Give the number of lines in the entries that contain "JSON". State only the count.

Stored data:
══════════════════════════════
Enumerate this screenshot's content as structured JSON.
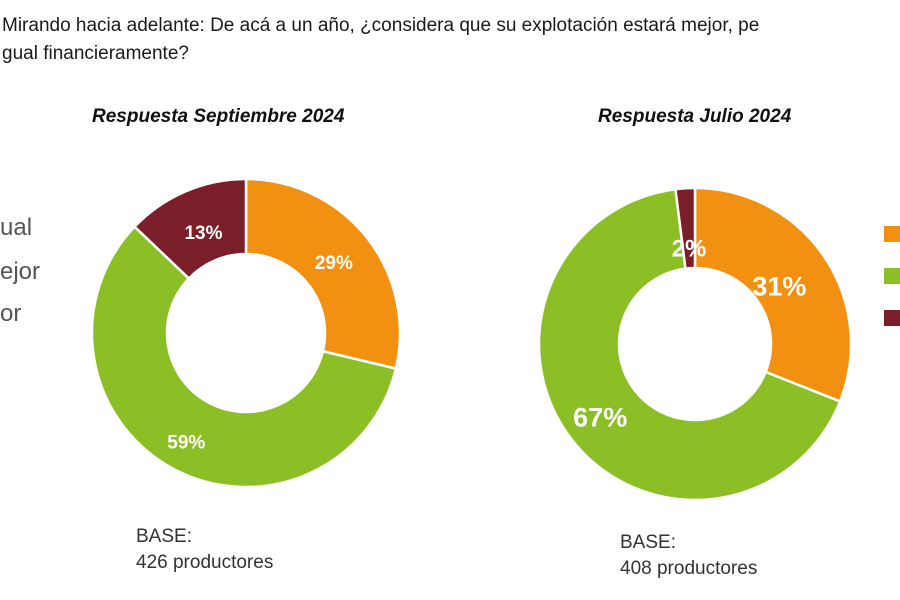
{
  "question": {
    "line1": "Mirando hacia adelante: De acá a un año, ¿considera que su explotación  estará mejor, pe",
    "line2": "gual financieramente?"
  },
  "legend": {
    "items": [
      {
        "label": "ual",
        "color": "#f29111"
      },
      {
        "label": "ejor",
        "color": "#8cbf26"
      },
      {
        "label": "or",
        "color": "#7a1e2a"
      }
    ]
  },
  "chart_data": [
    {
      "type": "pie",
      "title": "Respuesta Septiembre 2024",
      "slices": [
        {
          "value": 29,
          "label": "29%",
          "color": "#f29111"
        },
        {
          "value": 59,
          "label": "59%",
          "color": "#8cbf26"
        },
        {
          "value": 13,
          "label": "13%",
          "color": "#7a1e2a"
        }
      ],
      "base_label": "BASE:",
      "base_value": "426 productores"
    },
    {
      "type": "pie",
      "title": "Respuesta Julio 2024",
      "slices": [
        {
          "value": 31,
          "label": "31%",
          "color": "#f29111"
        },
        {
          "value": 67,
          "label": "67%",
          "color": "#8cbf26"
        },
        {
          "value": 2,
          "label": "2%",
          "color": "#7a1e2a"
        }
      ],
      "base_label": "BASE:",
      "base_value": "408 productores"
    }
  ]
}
══════════════════════════════
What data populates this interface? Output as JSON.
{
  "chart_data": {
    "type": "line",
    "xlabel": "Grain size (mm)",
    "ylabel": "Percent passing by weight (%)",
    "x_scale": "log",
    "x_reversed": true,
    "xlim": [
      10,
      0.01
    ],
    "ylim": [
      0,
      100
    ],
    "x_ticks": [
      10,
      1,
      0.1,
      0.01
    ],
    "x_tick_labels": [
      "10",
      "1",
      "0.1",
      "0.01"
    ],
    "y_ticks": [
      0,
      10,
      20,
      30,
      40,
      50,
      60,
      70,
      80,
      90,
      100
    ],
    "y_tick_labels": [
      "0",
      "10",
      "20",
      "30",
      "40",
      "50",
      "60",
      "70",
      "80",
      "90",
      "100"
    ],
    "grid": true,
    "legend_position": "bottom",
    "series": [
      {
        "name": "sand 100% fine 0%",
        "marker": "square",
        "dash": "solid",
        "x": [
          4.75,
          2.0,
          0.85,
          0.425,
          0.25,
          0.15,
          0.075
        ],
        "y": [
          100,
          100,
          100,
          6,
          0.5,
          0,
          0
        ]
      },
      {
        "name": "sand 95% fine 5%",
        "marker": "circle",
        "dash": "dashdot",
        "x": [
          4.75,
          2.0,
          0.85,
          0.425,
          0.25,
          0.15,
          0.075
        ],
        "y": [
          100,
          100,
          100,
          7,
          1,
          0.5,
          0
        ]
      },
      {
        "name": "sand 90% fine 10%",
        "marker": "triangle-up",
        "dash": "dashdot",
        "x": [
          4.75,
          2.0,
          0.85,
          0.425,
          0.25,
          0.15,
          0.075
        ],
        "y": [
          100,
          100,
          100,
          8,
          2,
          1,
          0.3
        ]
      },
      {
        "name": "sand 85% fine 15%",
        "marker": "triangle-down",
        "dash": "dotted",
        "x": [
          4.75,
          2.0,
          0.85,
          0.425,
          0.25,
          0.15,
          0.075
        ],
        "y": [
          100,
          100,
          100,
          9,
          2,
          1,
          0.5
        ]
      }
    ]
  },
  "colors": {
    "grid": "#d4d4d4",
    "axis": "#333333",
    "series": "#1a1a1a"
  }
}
══════════════════════════════
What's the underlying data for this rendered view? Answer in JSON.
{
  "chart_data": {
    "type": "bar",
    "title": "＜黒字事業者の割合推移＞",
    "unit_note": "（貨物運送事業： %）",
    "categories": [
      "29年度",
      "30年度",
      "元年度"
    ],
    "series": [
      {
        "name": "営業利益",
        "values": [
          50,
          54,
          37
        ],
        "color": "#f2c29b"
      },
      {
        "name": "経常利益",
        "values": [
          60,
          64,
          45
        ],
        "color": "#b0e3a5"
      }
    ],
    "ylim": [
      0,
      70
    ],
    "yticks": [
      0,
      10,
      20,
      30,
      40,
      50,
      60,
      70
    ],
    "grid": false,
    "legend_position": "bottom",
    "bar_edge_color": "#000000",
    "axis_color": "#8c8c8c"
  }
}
══════════════════════════════
The response: 3